JOB: Print all entries word for word.

** start of ITEMS **

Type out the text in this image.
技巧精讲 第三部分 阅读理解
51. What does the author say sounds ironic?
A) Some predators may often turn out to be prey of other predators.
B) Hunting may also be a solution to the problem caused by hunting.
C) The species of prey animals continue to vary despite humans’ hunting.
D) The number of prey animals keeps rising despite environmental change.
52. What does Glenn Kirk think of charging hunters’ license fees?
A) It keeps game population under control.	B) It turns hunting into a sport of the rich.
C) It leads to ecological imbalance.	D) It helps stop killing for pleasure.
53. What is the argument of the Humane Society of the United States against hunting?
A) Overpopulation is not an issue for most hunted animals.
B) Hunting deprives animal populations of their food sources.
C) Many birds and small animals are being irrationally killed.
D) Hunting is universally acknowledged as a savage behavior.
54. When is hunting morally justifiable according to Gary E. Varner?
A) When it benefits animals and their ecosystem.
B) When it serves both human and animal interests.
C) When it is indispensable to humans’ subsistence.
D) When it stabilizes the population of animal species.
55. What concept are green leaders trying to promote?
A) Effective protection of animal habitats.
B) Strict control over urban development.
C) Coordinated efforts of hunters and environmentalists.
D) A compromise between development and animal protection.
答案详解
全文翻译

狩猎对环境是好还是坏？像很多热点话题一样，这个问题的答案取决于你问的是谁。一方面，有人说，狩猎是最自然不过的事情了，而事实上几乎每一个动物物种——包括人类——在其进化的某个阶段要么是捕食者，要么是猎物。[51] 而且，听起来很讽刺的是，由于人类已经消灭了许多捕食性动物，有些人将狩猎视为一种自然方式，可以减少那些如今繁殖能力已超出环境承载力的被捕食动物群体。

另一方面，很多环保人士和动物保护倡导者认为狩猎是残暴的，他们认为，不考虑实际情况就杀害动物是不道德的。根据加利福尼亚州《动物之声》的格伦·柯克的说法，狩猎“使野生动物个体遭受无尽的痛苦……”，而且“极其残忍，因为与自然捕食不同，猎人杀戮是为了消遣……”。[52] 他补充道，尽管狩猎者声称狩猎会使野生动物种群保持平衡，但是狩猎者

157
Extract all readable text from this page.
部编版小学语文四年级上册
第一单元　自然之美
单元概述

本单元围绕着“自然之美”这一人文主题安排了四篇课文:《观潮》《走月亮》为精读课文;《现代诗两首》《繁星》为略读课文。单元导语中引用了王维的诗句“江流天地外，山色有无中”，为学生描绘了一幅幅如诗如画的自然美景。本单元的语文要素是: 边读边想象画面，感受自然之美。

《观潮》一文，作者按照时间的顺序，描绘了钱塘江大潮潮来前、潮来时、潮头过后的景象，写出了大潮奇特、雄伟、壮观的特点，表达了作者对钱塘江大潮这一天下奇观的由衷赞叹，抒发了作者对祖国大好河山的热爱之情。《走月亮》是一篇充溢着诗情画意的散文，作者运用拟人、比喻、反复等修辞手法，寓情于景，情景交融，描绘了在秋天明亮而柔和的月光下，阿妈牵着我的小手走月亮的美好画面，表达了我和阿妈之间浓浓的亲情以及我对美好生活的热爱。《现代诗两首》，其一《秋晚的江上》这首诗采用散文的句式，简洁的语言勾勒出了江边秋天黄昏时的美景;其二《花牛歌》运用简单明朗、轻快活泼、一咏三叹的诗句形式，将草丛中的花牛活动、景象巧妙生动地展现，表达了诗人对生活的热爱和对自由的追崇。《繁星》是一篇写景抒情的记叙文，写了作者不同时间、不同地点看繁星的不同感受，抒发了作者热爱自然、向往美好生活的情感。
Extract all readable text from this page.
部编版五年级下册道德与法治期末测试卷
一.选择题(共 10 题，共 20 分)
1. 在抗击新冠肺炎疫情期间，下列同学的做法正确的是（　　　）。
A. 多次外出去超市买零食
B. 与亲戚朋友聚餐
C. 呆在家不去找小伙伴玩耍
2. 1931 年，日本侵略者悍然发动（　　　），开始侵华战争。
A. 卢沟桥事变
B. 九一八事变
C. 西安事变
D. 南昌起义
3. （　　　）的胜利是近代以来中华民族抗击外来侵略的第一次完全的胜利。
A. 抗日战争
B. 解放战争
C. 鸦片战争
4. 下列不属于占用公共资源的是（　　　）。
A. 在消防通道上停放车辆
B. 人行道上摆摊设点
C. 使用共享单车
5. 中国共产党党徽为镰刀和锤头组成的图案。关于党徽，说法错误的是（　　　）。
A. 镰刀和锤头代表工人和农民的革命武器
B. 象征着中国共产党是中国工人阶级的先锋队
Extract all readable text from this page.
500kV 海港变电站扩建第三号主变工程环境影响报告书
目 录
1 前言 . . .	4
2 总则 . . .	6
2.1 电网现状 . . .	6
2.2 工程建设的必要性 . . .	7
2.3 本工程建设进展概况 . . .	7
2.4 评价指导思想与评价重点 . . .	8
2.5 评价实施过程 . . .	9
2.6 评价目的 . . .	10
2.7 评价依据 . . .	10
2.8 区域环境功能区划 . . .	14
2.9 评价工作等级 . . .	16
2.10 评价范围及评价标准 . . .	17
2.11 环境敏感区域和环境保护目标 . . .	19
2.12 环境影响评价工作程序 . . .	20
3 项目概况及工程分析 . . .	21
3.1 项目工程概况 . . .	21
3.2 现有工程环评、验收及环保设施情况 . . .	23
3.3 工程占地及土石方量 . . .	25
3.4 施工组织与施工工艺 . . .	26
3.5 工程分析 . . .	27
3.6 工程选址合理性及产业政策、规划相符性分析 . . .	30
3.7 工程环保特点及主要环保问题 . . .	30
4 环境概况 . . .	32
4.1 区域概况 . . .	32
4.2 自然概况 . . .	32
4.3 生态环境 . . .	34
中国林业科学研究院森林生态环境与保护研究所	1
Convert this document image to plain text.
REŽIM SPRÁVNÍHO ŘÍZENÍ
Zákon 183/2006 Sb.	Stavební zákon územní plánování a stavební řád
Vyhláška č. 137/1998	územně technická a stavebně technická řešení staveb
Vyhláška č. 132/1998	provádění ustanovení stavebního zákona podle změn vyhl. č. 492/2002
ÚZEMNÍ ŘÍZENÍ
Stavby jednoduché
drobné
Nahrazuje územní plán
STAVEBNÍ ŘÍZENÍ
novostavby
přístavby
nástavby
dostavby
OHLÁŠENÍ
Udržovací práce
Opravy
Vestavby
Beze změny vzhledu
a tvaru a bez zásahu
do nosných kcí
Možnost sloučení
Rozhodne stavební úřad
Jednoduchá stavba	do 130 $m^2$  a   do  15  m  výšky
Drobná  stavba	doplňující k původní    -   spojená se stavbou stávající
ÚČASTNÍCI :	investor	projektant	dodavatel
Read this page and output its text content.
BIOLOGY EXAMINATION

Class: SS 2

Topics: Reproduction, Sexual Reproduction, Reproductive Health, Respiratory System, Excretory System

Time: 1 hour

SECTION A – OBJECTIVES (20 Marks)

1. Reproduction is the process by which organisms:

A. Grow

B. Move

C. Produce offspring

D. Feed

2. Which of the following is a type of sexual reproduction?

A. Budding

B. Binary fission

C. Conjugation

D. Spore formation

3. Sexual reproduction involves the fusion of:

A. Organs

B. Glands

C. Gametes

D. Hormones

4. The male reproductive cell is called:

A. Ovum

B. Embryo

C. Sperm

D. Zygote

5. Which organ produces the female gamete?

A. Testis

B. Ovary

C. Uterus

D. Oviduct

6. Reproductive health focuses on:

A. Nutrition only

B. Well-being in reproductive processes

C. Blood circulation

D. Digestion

** end of ITEMS **

WRITTEN ANSWER:
Type out the text in this image.
技巧精讲 第三部分 阅读理解
51. What does the author say sounds ironic?
A) Some predators may often turn out to be prey of other predators.
B) Hunting may also be a solution to the problem caused by hunting.
C) The species of prey animals continue to vary despite humans’ hunting.
D) The number of prey animals keeps rising despite environmental change.
52. What does Glenn Kirk think of charging hunters’ license fees?
A) It keeps game population under control.	B) It turns hunting into a sport of the rich.
C) It leads to ecological imbalance.	D) It helps stop killing for pleasure.
53. What is the argument of the Humane Society of the United States against hunting?
A) Overpopulation is not an issue for most hunted animals.
B) Hunting deprives animal populations of their food sources.
C) Many birds and small animals are being irrationally killed.
D) Hunting is universally acknowledged as a savage behavior.
54. When is hunting morally justifiable according to Gary E. Varner?
A) When it benefits animals and their ecosystem.
B) When it serves both human and animal interests.
C) When it is indispensable to humans’ subsistence.
D) When it stabilizes the population of animal species.
55. What concept are green leaders trying to promote?
A) Effective protection of animal habitats.
B) Strict control over urban development.
C) Coordinated efforts of hunters and environmentalists.
D) A compromise between development and animal protection.
答案详解
全文翻译

狩猎对环境是好还是坏？像很多热点话题一样，这个问题的答案取决于你问的是谁。一方面，有人说，狩猎是最自然不过的事情了，而事实上几乎每一个动物物种——包括人类——在其进化的某个阶段要么是捕食者，要么是猎物。[51] 而且，听起来很讽刺的是，由于人类已经消灭了许多捕食性动物，有些人将狩猎视为一种自然方式，可以减少那些如今繁殖能力已超出环境承载力的被捕食动物群体。

另一方面，很多环保人士和动物保护倡导者认为狩猎是残暴的，他们认为，不考虑实际情况就杀害动物是不道德的。根据加利福尼亚州《动物之声》的格伦·柯克的说法，狩猎“使野生动物个体遭受无尽的痛苦……”，而且“极其残忍，因为与自然捕食不同，猎人杀戮是为了消遣……”。[52] 他补充道，尽管狩猎者声称狩猎会使野生动物种群保持平衡，但是狩猎者

157
Extract all readable text from this page.
部编版小学语文四年级上册
第一单元　自然之美
单元概述

本单元围绕着“自然之美”这一人文主题安排了四篇课文:《观潮》《走月亮》为精读课文;《现代诗两首》《繁星》为略读课文。单元导语中引用了王维的诗句“江流天地外，山色有无中”，为学生描绘了一幅幅如诗如画的自然美景。本单元的语文要素是: 边读边想象画面，感受自然之美。

《观潮》一文，作者按照时间的顺序，描绘了钱塘江大潮潮来前、潮来时、潮头过后的景象，写出了大潮奇特、雄伟、壮观的特点，表达了作者对钱塘江大潮这一天下奇观的由衷赞叹，抒发了作者对祖国大好河山的热爱之情。《走月亮》是一篇充溢着诗情画意的散文，作者运用拟人、比喻、反复等修辞手法，寓情于景，情景交融，描绘了在秋天明亮而柔和的月光下，阿妈牵着我的小手走月亮的美好画面，表达了我和阿妈之间浓浓的亲情以及我对美好生活的热爱。《现代诗两首》，其一《秋晚的江上》这首诗采用散文的句式，简洁的语言勾勒出了江边秋天黄昏时的美景;其二《花牛歌》运用简单明朗、轻快活泼、一咏三叹的诗句形式，将草丛中的花牛活动、景象巧妙生动地展现，表达了诗人对生活的热爱和对自由的追崇。《繁星》是一篇写景抒情的记叙文，写了作者不同时间、不同地点看繁星的不同感受，抒发了作者热爱自然、向往美好生活的情感。
Extract all readable text from this page.
部编版五年级下册道德与法治期末测试卷
一.选择题(共 10 题，共 20 分)
1. 在抗击新冠肺炎疫情期间，下列同学的做法正确的是（　　　）。
A. 多次外出去超市买零食
B. 与亲戚朋友聚餐
C. 呆在家不去找小伙伴玩耍
2. 1931 年，日本侵略者悍然发动（　　　），开始侵华战争。
A. 卢沟桥事变
B. 九一八事变
C. 西安事变
D. 南昌起义
3. （　　　）的胜利是近代以来中华民族抗击外来侵略的第一次完全的胜利。
A. 抗日战争
B. 解放战争
C. 鸦片战争
4. 下列不属于占用公共资源的是（　　　）。
A. 在消防通道上停放车辆
B. 人行道上摆摊设点
C. 使用共享单车
5. 中国共产党党徽为镰刀和锤头组成的图案。关于党徽，说法错误的是（　　　）。
A. 镰刀和锤头代表工人和农民的革命武器
B. 象征着中国共产党是中国工人阶级的先锋队
Extract all readable text from this page.
500kV 海港变电站扩建第三号主变工程环境影响报告书
目 录
1 前言 . . .	4
2 总则 . . .	6
2.1 电网现状 . . .	6
2.2 工程建设的必要性 . . .	7
2.3 本工程建设进展概况 . . .	7
2.4 评价指导思想与评价重点 . . .	8
2.5 评价实施过程 . . .	9
2.6 评价目的 . . .	10
2.7 评价依据 . . .	10
2.8 区域环境功能区划 . . .	14
2.9 评价工作等级 . . .	16
2.10 评价范围及评价标准 . . .	17
2.11 环境敏感区域和环境保护目标 . . .	19
2.12 环境影响评价工作程序 . . .	20
3 项目概况及工程分析 . . .	21
3.1 项目工程概况 . . .	21
3.2 现有工程环评、验收及环保设施情况 . . .	23
3.3 工程占地及土石方量 . . .	25
3.4 施工组织与施工工艺 . . .	26
3.5 工程分析 . . .	27
3.6 工程选址合理性及产业政策、规划相符性分析 . . .	30
3.7 工程环保特点及主要环保问题 . . .	30
4 环境概况 . . .	32
4.1 区域概况 . . .	32
4.2 自然概况 . . .	32
4.3 生态环境 . . .	34
中国林业科学研究院森林生态环境与保护研究所	1
Convert this document image to plain text.
REŽIM SPRÁVNÍHO ŘÍZENÍ
Zákon 183/2006 Sb.	Stavební zákon územní plánování a stavební řád
Vyhláška č. 137/1998	územně technická a stavebně technická řešení staveb
Vyhláška č. 132/1998	provádění ustanovení stavebního zákona podle změn vyhl. č. 492/2002
ÚZEMNÍ ŘÍZENÍ
Stavby jednoduché
drobné
Nahrazuje územní plán
STAVEBNÍ ŘÍZENÍ
novostavby
přístavby
nástavby
dostavby
OHLÁŠENÍ
Udržovací práce
Opravy
Vestavby
Beze změny vzhledu
a tvaru a bez zásahu
do nosných kcí
Možnost sloučení
Rozhodne stavební úřad
Jednoduchá stavba	do 130 $m^2$  a   do  15  m  výšky
Drobná  stavba	doplňující k původní    -   spojená se stavbou stávající
ÚČASTNÍCI :	investor	projektant	dodavatel
Read this page and output its text content.
BIOLOGY EXAMINATION

Class: SS 2

Topics: Reproduction, Sexual Reproduction, Reproductive Health, Respiratory System, Excretory System

Time: 1 hour

SECTION A – OBJECTIVES (20 Marks)

1. Reproduction is the process by which organisms:

A. Grow

B. Move

C. Produce offspring

D. Feed

2. Which of the following is a type of sexual reproduction?

A. Budding

B. Binary fission

C. Conjugation

D. Spore formation

3. Sexual reproduction involves the fusion of:

A. Organs

B. Glands

C. Gametes

D. Hormones

4. The male reproductive cell is called:

A. Ovum

B. Embryo

C. Sperm

D. Zygote

5. Which organ produces the female gamete?

A. Testis

B. Ovary

C. Uterus

D. Oviduct

6. Reproductive health focuses on:

A. Nutrition only

B. Well-being in reproductive processes

C. Blood circulation

D. Digestion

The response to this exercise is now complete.